──────── Data to process

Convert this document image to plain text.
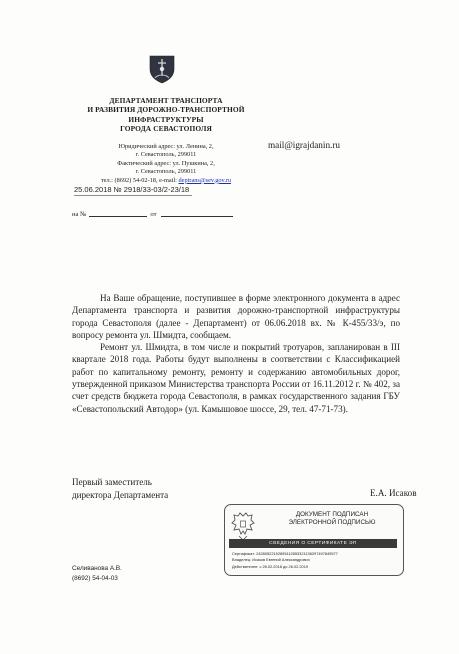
ДЕПАРТАМЕНТ ТРАНСПОРТА
И РАЗВИТИЯ ДОРОЖНО-ТРАНСПОРТНОЙ
ИНФРАСТРУКТУРЫ
ГОРОДА СЕВАСТОПОЛЯ
Юридический адрес: ул. Ленина, 2,
г. Севастополь, 299011
Фактический адрес: ул. Пушкина, 2,
г. Севастополь, 299011
тел.: (8692) 54-02-18, e-mail: deptrans@sev.gov.ru
mail@igrajdanin.ru
25.06.2018 № 2918/33-03/2-23/18
на №	от

На Ваше обращение, поступившее в форме электронного документа в адрес Департамента транспорта и развития дорожно-транспортной инфраструктуры города Севастополя (далее - Департамент) от 06.06.2018 вх. № К-455/33/э, по вопросу ремонта ул. Шмидта, сообщаем.

Ремонт ул. Шмидта, в том числе и покрытий тротуаров, запланирован в III квартале 2018 года. Работы будут выполнены в соответствии с Классификацией работ по капитальному ремонту, ремонту и содержанию автомобильных дорог, утвержденной приказом Министерства транспорта России от 16.11.2012 г. № 402, за счет средств бюджета города Севастополя, в рамках государственного задания ГБУ «Севастопольский Автодор» (ул. Камышовое шоссе, 29, тел. 47-71-73).

Первый заместитель
директора Департамента	Е.А. Исаков
ДОКУМЕНТ ПОДПИСАН
ЭЛЕКТРОННОЙ ПОДПИСЬЮ
СВЕДЕНИЯ О СЕРТИФИКАТЕ ЭП
Сертификат: 24280522192895112853321136297497849577
Владелец: Исаков Евгений Александрович
Действителен: с 26.02.2018 до 26.02.2019
Селиванова А.В.
(8692) 54-04-03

────────────────

■ Set task ■
Leave the pictures out and output the rest of the listing exactly.

■ Response to the task ■
Convert this document image to plain text.
ДЕПАРТАМЕНТ ТРАНСПОРТА
И РАЗВИТИЯ ДОРОЖНО-ТРАНСПОРТНОЙ
ИНФРАСТРУКТУРЫ
ГОРОДА СЕВАСТОПОЛЯ
Юридический адрес: ул. Ленина, 2,
г. Севастополь, 299011
Фактический адрес: ул. Пушкина, 2,
г. Севастополь, 299011
тел.: (8692) 54-02-18, e-mail: deptrans@sev.gov.ru
mail@igrajdanin.ru
25.06.2018 № 2918/33-03/2-23/18
на №	от

На Ваше обращение, поступившее в форме электронного документа в адрес Департамента транспорта и развития дорожно-транспортной инфраструктуры города Севастополя (далее - Департамент) от 06.06.2018 вх. № К-455/33/э, по вопросу ремонта ул. Шмидта, сообщаем.

Ремонт ул. Шмидта, в том числе и покрытий тротуаров, запланирован в III квартале 2018 года. Работы будут выполнены в соответствии с Классификацией работ по капитальному ремонту, ремонту и содержанию автомобильных дорог, утвержденной приказом Министерства транспорта России от 16.11.2012 г. № 402, за счет средств бюджета города Севастополя, в рамках государственного задания ГБУ «Севастопольский Автодор» (ул. Камышовое шоссе, 29, тел. 47-71-73).

Первый заместитель
директора Департамента	Е.А. Исаков
ДОКУМЕНТ ПОДПИСАН
ЭЛЕКТРОННОЙ ПОДПИСЬЮ
СВЕДЕНИЯ О СЕРТИФИКАТЕ ЭП
Сертификат: 24280522192895112853321136297497849577
Владелец: Исаков Евгений Александрович
Действителен: с 26.02.2018 до 26.02.2019
Селиванова А.В.
(8692) 54-04-03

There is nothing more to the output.